■ **Record excerpts**
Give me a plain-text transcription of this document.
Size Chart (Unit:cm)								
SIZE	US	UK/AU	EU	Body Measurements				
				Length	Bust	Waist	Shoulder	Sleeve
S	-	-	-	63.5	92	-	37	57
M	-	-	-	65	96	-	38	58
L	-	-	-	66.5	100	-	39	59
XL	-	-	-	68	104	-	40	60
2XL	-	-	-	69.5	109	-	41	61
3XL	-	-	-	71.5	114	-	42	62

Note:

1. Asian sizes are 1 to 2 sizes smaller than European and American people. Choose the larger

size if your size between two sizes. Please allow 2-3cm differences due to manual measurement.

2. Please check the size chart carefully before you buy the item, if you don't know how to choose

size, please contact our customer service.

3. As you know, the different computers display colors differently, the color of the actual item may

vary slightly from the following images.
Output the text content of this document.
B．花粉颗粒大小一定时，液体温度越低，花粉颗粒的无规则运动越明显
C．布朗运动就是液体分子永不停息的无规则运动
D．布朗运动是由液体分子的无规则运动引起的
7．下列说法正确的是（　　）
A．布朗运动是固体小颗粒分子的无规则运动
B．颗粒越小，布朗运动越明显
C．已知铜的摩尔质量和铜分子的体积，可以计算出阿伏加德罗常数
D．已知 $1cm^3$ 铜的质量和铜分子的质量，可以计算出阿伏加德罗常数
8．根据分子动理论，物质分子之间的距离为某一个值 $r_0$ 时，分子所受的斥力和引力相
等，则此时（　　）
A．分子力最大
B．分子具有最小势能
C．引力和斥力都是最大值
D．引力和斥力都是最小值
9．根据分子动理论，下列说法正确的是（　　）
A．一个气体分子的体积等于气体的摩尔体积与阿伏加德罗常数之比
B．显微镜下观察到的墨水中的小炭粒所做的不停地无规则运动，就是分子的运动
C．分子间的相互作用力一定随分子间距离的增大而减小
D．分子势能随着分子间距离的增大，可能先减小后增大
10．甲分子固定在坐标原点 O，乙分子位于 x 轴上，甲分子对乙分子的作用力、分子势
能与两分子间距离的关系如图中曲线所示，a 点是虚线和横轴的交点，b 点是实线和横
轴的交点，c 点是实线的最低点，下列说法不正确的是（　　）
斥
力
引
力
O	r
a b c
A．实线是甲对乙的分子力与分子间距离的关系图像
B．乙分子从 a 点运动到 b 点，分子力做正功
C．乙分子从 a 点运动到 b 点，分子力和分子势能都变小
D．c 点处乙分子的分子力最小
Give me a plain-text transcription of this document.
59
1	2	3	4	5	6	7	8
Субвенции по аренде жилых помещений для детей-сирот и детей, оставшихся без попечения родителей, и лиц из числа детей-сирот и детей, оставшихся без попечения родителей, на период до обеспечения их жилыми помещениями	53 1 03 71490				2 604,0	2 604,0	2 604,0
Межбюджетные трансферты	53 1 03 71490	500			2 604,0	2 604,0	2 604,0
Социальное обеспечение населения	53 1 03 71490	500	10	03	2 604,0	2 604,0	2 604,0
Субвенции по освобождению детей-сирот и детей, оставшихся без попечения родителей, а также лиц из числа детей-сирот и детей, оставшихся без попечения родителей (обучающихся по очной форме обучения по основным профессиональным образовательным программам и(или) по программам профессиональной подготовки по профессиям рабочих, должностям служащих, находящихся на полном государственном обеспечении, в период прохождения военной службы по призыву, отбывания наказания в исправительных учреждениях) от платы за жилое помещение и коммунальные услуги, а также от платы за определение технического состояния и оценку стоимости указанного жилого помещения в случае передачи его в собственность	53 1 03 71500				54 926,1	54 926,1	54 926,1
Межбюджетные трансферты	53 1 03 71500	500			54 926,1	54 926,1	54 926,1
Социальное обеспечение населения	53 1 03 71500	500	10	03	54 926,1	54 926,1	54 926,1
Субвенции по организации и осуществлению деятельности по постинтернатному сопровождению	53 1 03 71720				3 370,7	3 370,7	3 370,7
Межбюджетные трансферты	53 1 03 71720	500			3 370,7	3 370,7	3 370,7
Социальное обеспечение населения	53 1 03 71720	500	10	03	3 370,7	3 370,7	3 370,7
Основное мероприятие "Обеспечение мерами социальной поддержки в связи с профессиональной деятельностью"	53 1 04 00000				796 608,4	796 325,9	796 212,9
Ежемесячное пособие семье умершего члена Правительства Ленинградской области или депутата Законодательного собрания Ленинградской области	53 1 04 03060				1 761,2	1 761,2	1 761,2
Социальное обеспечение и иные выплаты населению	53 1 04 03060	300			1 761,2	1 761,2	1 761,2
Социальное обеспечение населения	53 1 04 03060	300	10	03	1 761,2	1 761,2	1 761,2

■ **Exercise details**
Write down every line of the data exactly as it appears above.

■ **Answer to this exercise**
Give me a plain-text transcription of this document.
Size Chart (Unit:cm)								
SIZE	US	UK/AU	EU	Body Measurements				
				Length	Bust	Waist	Shoulder	Sleeve
S	-	-	-	63.5	92	-	37	57
M	-	-	-	65	96	-	38	58
L	-	-	-	66.5	100	-	39	59
XL	-	-	-	68	104	-	40	60
2XL	-	-	-	69.5	109	-	41	61
3XL	-	-	-	71.5	114	-	42	62

Note:

1. Asian sizes are 1 to 2 sizes smaller than European and American people. Choose the larger

size if your size between two sizes. Please allow 2-3cm differences due to manual measurement.

2. Please check the size chart carefully before you buy the item, if you don't know how to choose

size, please contact our customer service.

3. As you know, the different computers display colors differently, the color of the actual item may

vary slightly from the following images.
Output the text content of this document.
B．花粉颗粒大小一定时，液体温度越低，花粉颗粒的无规则运动越明显
C．布朗运动就是液体分子永不停息的无规则运动
D．布朗运动是由液体分子的无规则运动引起的
7．下列说法正确的是（　　）
A．布朗运动是固体小颗粒分子的无规则运动
B．颗粒越小，布朗运动越明显
C．已知铜的摩尔质量和铜分子的体积，可以计算出阿伏加德罗常数
D．已知 $1cm^3$ 铜的质量和铜分子的质量，可以计算出阿伏加德罗常数
8．根据分子动理论，物质分子之间的距离为某一个值 $r_0$ 时，分子所受的斥力和引力相
等，则此时（　　）
A．分子力最大
B．分子具有最小势能
C．引力和斥力都是最大值
D．引力和斥力都是最小值
9．根据分子动理论，下列说法正确的是（　　）
A．一个气体分子的体积等于气体的摩尔体积与阿伏加德罗常数之比
B．显微镜下观察到的墨水中的小炭粒所做的不停地无规则运动，就是分子的运动
C．分子间的相互作用力一定随分子间距离的增大而减小
D．分子势能随着分子间距离的增大，可能先减小后增大
10．甲分子固定在坐标原点 O，乙分子位于 x 轴上，甲分子对乙分子的作用力、分子势
能与两分子间距离的关系如图中曲线所示，a 点是虚线和横轴的交点，b 点是实线和横
轴的交点，c 点是实线的最低点，下列说法不正确的是（　　）
斥
力
引
力
O	r
a b c
A．实线是甲对乙的分子力与分子间距离的关系图像
B．乙分子从 a 点运动到 b 点，分子力做正功
C．乙分子从 a 点运动到 b 点，分子力和分子势能都变小
D．c 点处乙分子的分子力最小
Give me a plain-text transcription of this document.
59
1	2	3	4	5	6	7	8
Субвенции по аренде жилых помещений для детей-сирот и детей, оставшихся без попечения родителей, и лиц из числа детей-сирот и детей, оставшихся без попечения родителей, на период до обеспечения их жилыми помещениями	53 1 03 71490				2 604,0	2 604,0	2 604,0
Межбюджетные трансферты	53 1 03 71490	500			2 604,0	2 604,0	2 604,0
Социальное обеспечение населения	53 1 03 71490	500	10	03	2 604,0	2 604,0	2 604,0
Субвенции по освобождению детей-сирот и детей, оставшихся без попечения родителей, а также лиц из числа детей-сирот и детей, оставшихся без попечения родителей (обучающихся по очной форме обучения по основным профессиональным образовательным программам и(или) по программам профессиональной подготовки по профессиям рабочих, должностям служащих, находящихся на полном государственном обеспечении, в период прохождения военной службы по призыву, отбывания наказания в исправительных учреждениях) от платы за жилое помещение и коммунальные услуги, а также от платы за определение технического состояния и оценку стоимости указанного жилого помещения в случае передачи его в собственность	53 1 03 71500				54 926,1	54 926,1	54 926,1
Межбюджетные трансферты	53 1 03 71500	500			54 926,1	54 926,1	54 926,1
Социальное обеспечение населения	53 1 03 71500	500	10	03	54 926,1	54 926,1	54 926,1
Субвенции по организации и осуществлению деятельности по постинтернатному сопровождению	53 1 03 71720				3 370,7	3 370,7	3 370,7
Межбюджетные трансферты	53 1 03 71720	500			3 370,7	3 370,7	3 370,7
Социальное обеспечение населения	53 1 03 71720	500	10	03	3 370,7	3 370,7	3 370,7
Основное мероприятие "Обеспечение мерами социальной поддержки в связи с профессиональной деятельностью"	53 1 04 00000				796 608,4	796 325,9	796 212,9
Ежемесячное пособие семье умершего члена Правительства Ленинградской области или депутата Законодательного собрания Ленинградской области	53 1 04 03060				1 761,2	1 761,2	1 761,2
Социальное обеспечение и иные выплаты населению	53 1 04 03060	300			1 761,2	1 761,2	1 761,2
Социальное обеспечение населения	53 1 04 03060	300	10	03	1 761,2	1 761,2	1 761,2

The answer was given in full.